===== RECORDS PROVIDED =====
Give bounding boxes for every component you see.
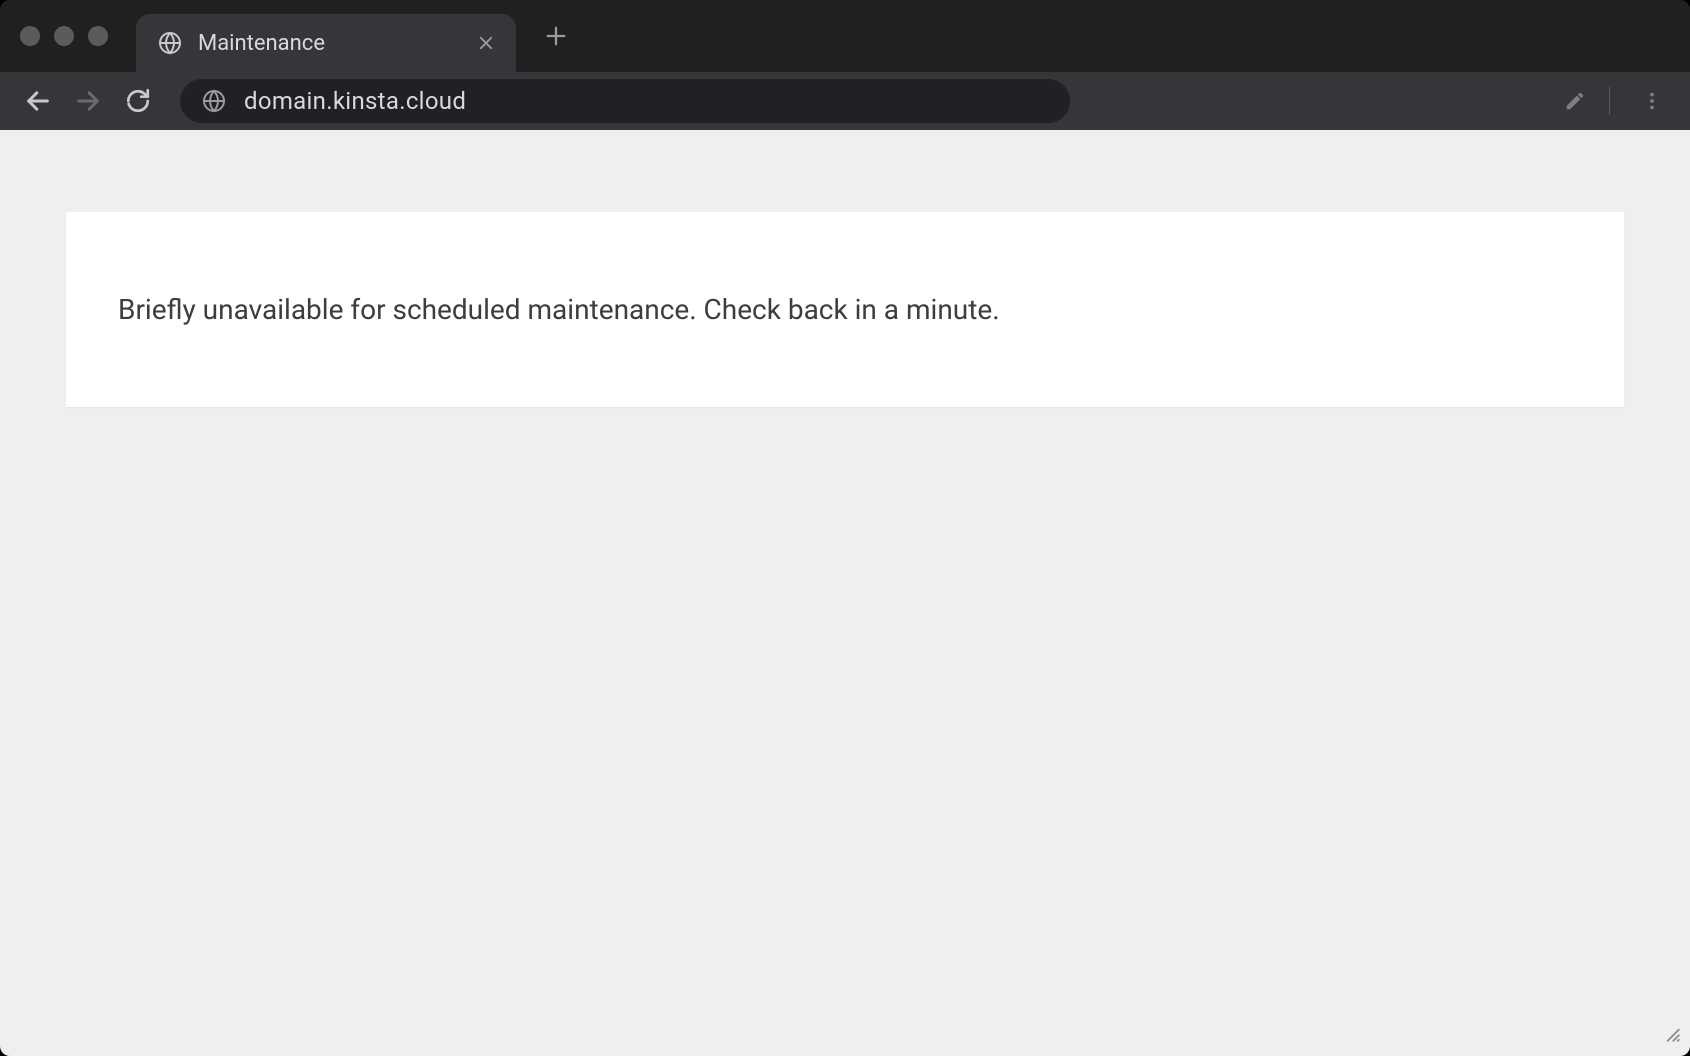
edit-icon[interactable]: [1555, 81, 1595, 121]
address-bar[interactable]: domain.kinsta.cloud: [180, 79, 1070, 123]
globe-icon: [158, 31, 182, 55]
toolbar-right: [1555, 81, 1672, 121]
close-tab-button[interactable]: [474, 31, 498, 55]
maximize-window-button[interactable]: [88, 26, 108, 46]
resize-handle-icon[interactable]: [1662, 1024, 1680, 1046]
maintenance-message: Briefly unavailable for scheduled mainte…: [118, 290, 1572, 329]
browser-tab[interactable]: Maintenance: [136, 14, 516, 72]
tab-title: Maintenance: [198, 31, 458, 56]
new-tab-button[interactable]: [538, 18, 574, 54]
close-window-button[interactable]: [20, 26, 40, 46]
url-text: domain.kinsta.cloud: [244, 87, 466, 115]
toolbar-divider: [1609, 87, 1610, 115]
page-content: Briefly unavailable for scheduled mainte…: [0, 130, 1690, 1056]
message-card: Briefly unavailable for scheduled mainte…: [66, 212, 1624, 407]
minimize-window-button[interactable]: [54, 26, 74, 46]
window-controls: [20, 26, 108, 46]
forward-button[interactable]: [68, 81, 108, 121]
toolbar: domain.kinsta.cloud: [0, 72, 1690, 130]
back-button[interactable]: [18, 81, 58, 121]
browser-window: Maintenance: [0, 0, 1690, 1056]
site-info-icon[interactable]: [202, 89, 226, 113]
reload-button[interactable]: [118, 81, 158, 121]
menu-button[interactable]: [1632, 81, 1672, 121]
title-bar: Maintenance: [0, 0, 1690, 72]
=====
● **PROBLEM DESCRIPTION**
Please retype every line of the item above word for word, leaving the picture out of your answer.

● **TASK RESULT**
Give bounding boxes for every component you see.
edit-icon[interactable]: [1555, 81, 1595, 121]
address-bar[interactable]: domain.kinsta.cloud: [180, 79, 1070, 123]
globe-icon: [158, 31, 182, 55]
toolbar-right: [1555, 81, 1672, 121]
close-tab-button[interactable]: [474, 31, 498, 55]
maximize-window-button[interactable]: [88, 26, 108, 46]
resize-handle-icon[interactable]: [1662, 1024, 1680, 1046]
maintenance-message: Briefly unavailable for scheduled mainte…: [118, 290, 1572, 329]
browser-tab[interactable]: Maintenance: [136, 14, 516, 72]
tab-title: Maintenance: [198, 31, 458, 56]
new-tab-button[interactable]: [538, 18, 574, 54]
close-window-button[interactable]: [20, 26, 40, 46]
url-text: domain.kinsta.cloud: [244, 87, 466, 115]
toolbar-divider: [1609, 87, 1610, 115]
page-content: Briefly unavailable for scheduled mainte…: [0, 130, 1690, 1056]
message-card: Briefly unavailable for scheduled mainte…: [66, 212, 1624, 407]
minimize-window-button[interactable]: [54, 26, 74, 46]
window-controls: [20, 26, 108, 46]
forward-button[interactable]: [68, 81, 108, 121]
toolbar: domain.kinsta.cloud: [0, 72, 1690, 130]
back-button[interactable]: [18, 81, 58, 121]
browser-window: Maintenance: [0, 0, 1690, 1056]
site-info-icon[interactable]: [202, 89, 226, 113]
reload-button[interactable]: [118, 81, 158, 121]
menu-button[interactable]: [1632, 81, 1672, 121]
title-bar: Maintenance: [0, 0, 1690, 72]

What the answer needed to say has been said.